*Testo fornito*:
========
Che cosa vuol dire progettare una linea di società sportiva del futuro? Cucita sui giovani o non solo su di essi?

Nel settembre scorso, l'Arcivescovo ha scritto un editto dedicato alle società sportive del CSI. Con questo, ci ha affidato tante
responsabilità importanti, tra cui cambiare il mondo dello sport. Per cambiare il mondo dello sport, servono anche società sportive del futuro.

Bisogna pensare a cambiarle, a renderle sempre più moderne, adeguate ai tempi. Abbiamo creato un gruppo di lavoro che si chiama "Società sportiva 2030", che vorrebbe disegnare l'identikit della società sportiva del futuro, che sicuramente si basa sui giovani. Spesso si dice che i giovani non hanno voglia di impegnarsi, che si fa fatica a coinvolgerli. Secondo me, questa cosa non è così vera.
========
*Dati forniti*:
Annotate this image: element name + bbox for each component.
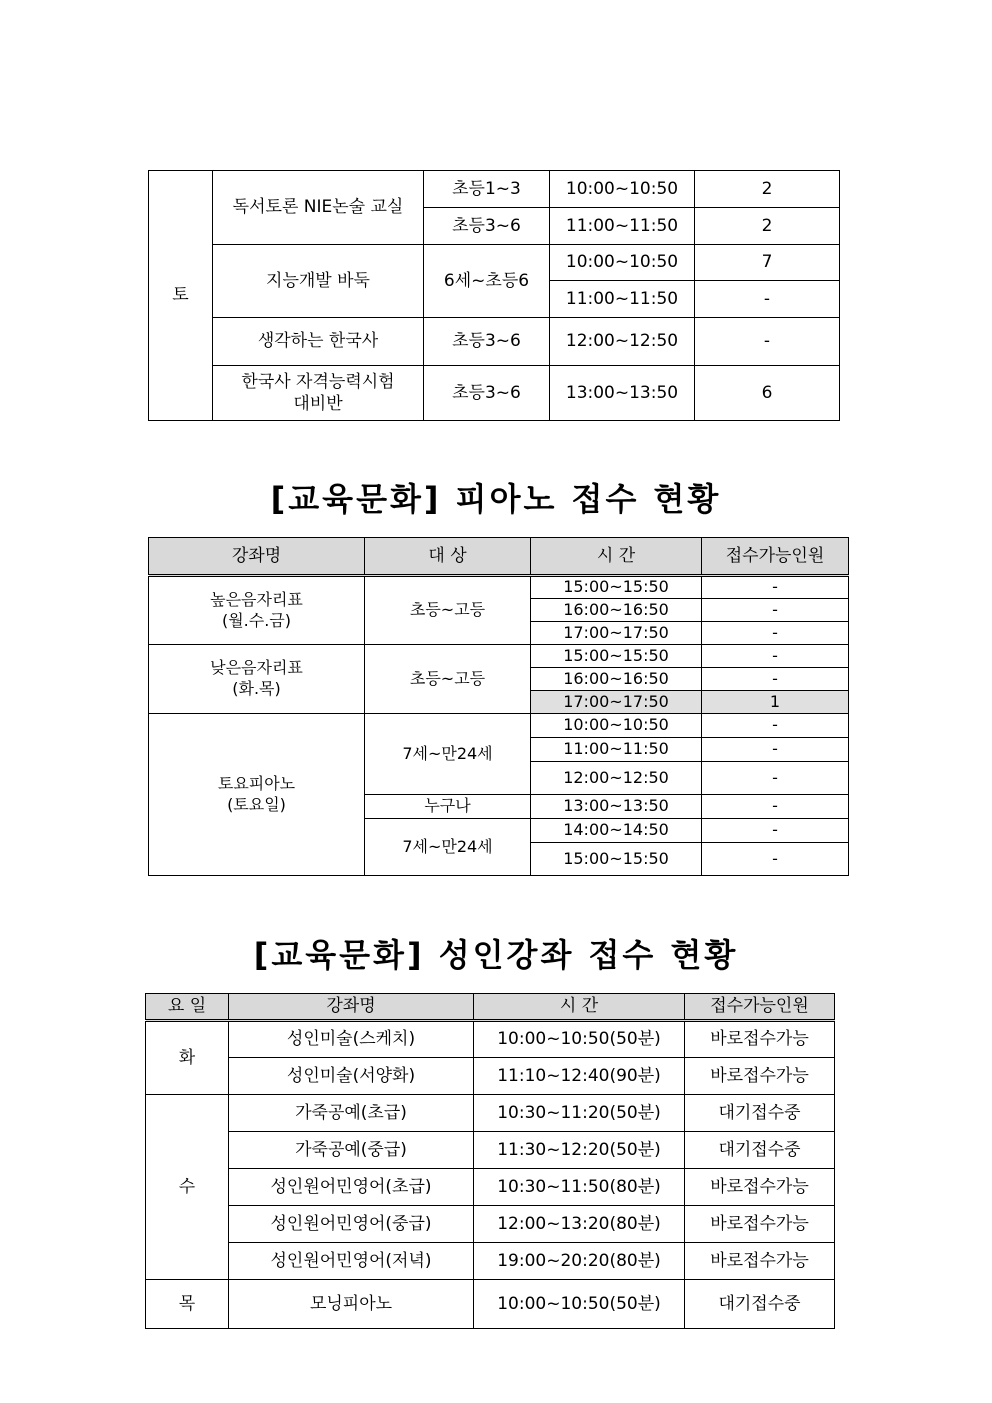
time-cell: 15:00~15:50 xyxy=(531,576,702,599)
target-cell: 초등1~3 xyxy=(424,171,550,208)
table-row xyxy=(146,1243,835,1280)
target-cell: 7세~만24세 xyxy=(365,819,531,876)
time-cell: 17:00~17:50 xyxy=(531,622,702,645)
avail-cell: - xyxy=(702,762,849,795)
course-cell xyxy=(149,576,365,645)
time-cell: 16:00~16:50 xyxy=(531,668,702,691)
avail-cell: - xyxy=(702,714,849,738)
course-cell: 가죽공예(초급) xyxy=(229,1095,474,1132)
table-row xyxy=(146,1021,835,1058)
avail-cell: 2 xyxy=(695,208,840,245)
course-days: (화.목) xyxy=(232,679,281,698)
table-row xyxy=(149,318,840,366)
adult-section-title: [교육문화] 성인강좌 접수 현황 xyxy=(253,936,739,974)
avail-cell: - xyxy=(702,819,849,843)
piano-table xyxy=(148,537,849,876)
day-cell: 수 xyxy=(146,1095,229,1280)
course-cell: 성인미술(서양화) xyxy=(229,1058,474,1095)
time-cell: 15:00~15:50 xyxy=(531,645,702,668)
course-line: 대비반 xyxy=(293,394,343,414)
avail-cell: - xyxy=(695,281,840,318)
target-cell: 7세~만24세 xyxy=(365,714,531,795)
avail-cell: - xyxy=(702,599,849,622)
time-cell: 10:00~10:50 xyxy=(531,714,702,738)
table-row xyxy=(146,1206,835,1243)
piano-section-title: [교육문화] 피아노 접수 현황 xyxy=(270,480,722,518)
day-cell: 화 xyxy=(146,1021,229,1095)
time-cell: 14:00~14:50 xyxy=(531,819,702,843)
header-target: 대 상 xyxy=(365,538,531,576)
course-days: (토요일) xyxy=(227,794,286,814)
header-day: 요 일 xyxy=(146,994,229,1021)
avail-cell: - xyxy=(702,795,849,819)
course-cell: 생각하는 한국사 xyxy=(213,318,424,366)
table-row xyxy=(149,171,840,208)
time-cell: 11:00~11:50 xyxy=(531,738,702,762)
time-cell: 10:30~11:50(80분) xyxy=(474,1169,685,1206)
avail-cell: 2 xyxy=(695,171,840,208)
course-cell xyxy=(149,645,365,714)
saturday-program-table xyxy=(148,170,840,421)
course-days: (월.수.금) xyxy=(221,610,292,630)
time-cell: 16:00~16:50 xyxy=(531,599,702,622)
table-row xyxy=(146,1095,835,1132)
time-cell: 11:10~12:40(90분) xyxy=(474,1058,685,1095)
course-cell: 지능개발 바둑 xyxy=(213,245,424,318)
table-row xyxy=(146,1132,835,1169)
table-row xyxy=(149,576,849,599)
status-cell: 바로접수가능 xyxy=(685,1169,835,1206)
course-cell: 가죽공예(중급) xyxy=(229,1132,474,1169)
header-time: 시 간 xyxy=(474,994,685,1021)
status-cell: 바로접수가능 xyxy=(685,1058,835,1095)
header-course: 강좌명 xyxy=(229,994,474,1021)
time-cell: 10:00~10:50(50분) xyxy=(474,1280,685,1329)
avail-cell: 1 xyxy=(702,691,849,714)
course-cell: 모닝피아노 xyxy=(229,1280,474,1329)
time-cell: 10:30~11:20(50분) xyxy=(474,1095,685,1132)
table-row xyxy=(146,1280,835,1329)
time-cell: 15:00~15:50 xyxy=(531,843,702,876)
target-cell: 초등~고등 xyxy=(365,576,531,645)
table-row xyxy=(146,1169,835,1206)
target-cell: 초등3~6 xyxy=(424,208,550,245)
course-cell: 독서토론 NIE논술 교실 xyxy=(213,171,424,245)
status-cell: 대기접수중 xyxy=(685,1095,835,1132)
course-cell: 성인원어민영어(초급) xyxy=(229,1169,474,1206)
target-cell: 초등3~6 xyxy=(424,366,550,421)
course-name: 토요피아노 xyxy=(217,773,296,793)
header-row xyxy=(146,994,835,1021)
time-cell: 17:00~17:50 xyxy=(531,691,702,714)
target-cell: 누구나 xyxy=(365,795,531,819)
day-cell: 목 xyxy=(146,1280,229,1329)
time-cell: 11:00~11:50 xyxy=(550,208,695,245)
time-cell: 10:00~10:50(50분) xyxy=(474,1021,685,1058)
course-name: 높은음자리표 xyxy=(210,589,303,609)
course-cell: 성인원어민영어(저녁) xyxy=(229,1243,474,1280)
course-cell: 성인원어민영어(중급) xyxy=(229,1206,474,1243)
time-cell: 12:00~13:20(80분) xyxy=(474,1206,685,1243)
day-cell: 토 xyxy=(149,171,213,421)
course-line: 한국사 자격능력시험 xyxy=(241,371,395,392)
status-cell: 바로접수가능 xyxy=(685,1243,835,1280)
table-row xyxy=(149,245,840,281)
avail-cell: 6 xyxy=(695,366,840,421)
avail-cell: - xyxy=(702,843,849,876)
adult-course-table xyxy=(145,993,835,1329)
avail-cell: - xyxy=(702,622,849,645)
target-cell: 초등~고등 xyxy=(365,645,531,714)
target-cell: 6세~초등6 xyxy=(424,245,550,318)
time-cell: 12:00~12:50 xyxy=(550,318,695,366)
time-cell: 10:00~10:50 xyxy=(550,245,695,281)
time-cell: 12:00~12:50 xyxy=(531,762,702,795)
table-row xyxy=(149,366,840,421)
time-cell: 13:00~13:50 xyxy=(550,366,695,421)
avail-cell: - xyxy=(695,318,840,366)
status-cell: 대기접수중 xyxy=(685,1280,835,1329)
table-row xyxy=(149,645,849,668)
status-cell: 바로접수가능 xyxy=(685,1021,835,1058)
target-cell: 초등3~6 xyxy=(424,318,550,366)
header-time: 시 간 xyxy=(531,538,702,576)
status-cell: 대기접수중 xyxy=(685,1132,835,1169)
header-row xyxy=(149,538,849,576)
course-cell xyxy=(149,714,365,876)
course-cell: 성인미술(스케치) xyxy=(229,1021,474,1058)
time-cell: 11:30~12:20(50분) xyxy=(474,1132,685,1169)
table-row xyxy=(146,1058,835,1095)
table-row xyxy=(149,714,849,738)
course-cell xyxy=(213,366,424,421)
avail-cell: - xyxy=(702,738,849,762)
header-avail: 접수가능인원 xyxy=(702,538,849,576)
header-avail: 접수가능인원 xyxy=(685,994,835,1021)
time-cell: 13:00~13:50 xyxy=(531,795,702,819)
avail-cell: 7 xyxy=(695,245,840,281)
status-cell: 바로접수가능 xyxy=(685,1206,835,1243)
avail-cell: - xyxy=(702,668,849,691)
time-cell: 19:00~20:20(80분) xyxy=(474,1243,685,1280)
avail-cell: - xyxy=(702,645,849,668)
time-cell: 11:00~11:50 xyxy=(550,281,695,318)
avail-cell: - xyxy=(702,576,849,599)
course-name: 낮은음자리표 xyxy=(210,658,303,678)
header-course: 강좌명 xyxy=(149,538,365,576)
time-cell: 10:00~10:50 xyxy=(550,171,695,208)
========
*Elenco compiti*:
1. Estrai dall'elenco le righe che vanno da quella contenente "time-cell: 15:00~15:50 xyxy=(531,576,702,599)" fino a quella contenente "course-cell: 가죽공예(초급) xyxy=(229,1095,474,1132)", estremi inclusi, riportandole senza alcuna modifica.
2. Per favore, prosegui il testo sulle società sportive del futuro, ripartendo subito dopo la sua ultima frase.

*Risposte ai compiti*:
1.
time-cell: 15:00~15:50 xyxy=(531,576,702,599)
target-cell: 초등1~3 xyxy=(424,171,550,208)
table-row xyxy=(146,1243,835,1280)
target-cell: 7세~만24세 xyxy=(365,819,531,876)
time-cell: 17:00~17:50 xyxy=(531,622,702,645)
avail-cell: - xyxy=(702,762,849,795)
course-cell xyxy=(149,576,365,645)
time-cell: 16:00~16:50 xyxy=(531,668,702,691)
avail-cell: - xyxy=(702,714,849,738)
course-cell: 가죽공예(초급) xyxy=(229,1095,474,1132)

2.
Non dico che sia facile ma i giovani sono una risorsa straordinaria e una società sportiva non può prescindere da un coinvolgimento molto bello e molto vero dei giovani. La società sportiva del futuro è una società che non fa le cose per fotocopia, ma raccoglie i bisogni del suo territorio, della sua comunità, li declina in chiave sportiva e prova a dare delle risposte molto concrete.

Che cosa non devono fare dirigenti e allenatori del CSI Milano? E con che spirito si devono avvicinare ragazzi e giovani al CSI?

Ragazzi e giovani si devono avvicinare al CSI come pare a loro. Noi non dobbiamo cercare ragazzi, giovani e belli, bravi,
santi, che hanno capito tutto. È esattamente il contrario. Devono avere un po' di voglia di giocare e poi sta a noi, come educatori, aiutarli a crescere nella vita e a capire quanto lo sport può aiutarli a vivere i valori belli e importanti. Per allenatori e dirigenti, il ragionamento è diverso.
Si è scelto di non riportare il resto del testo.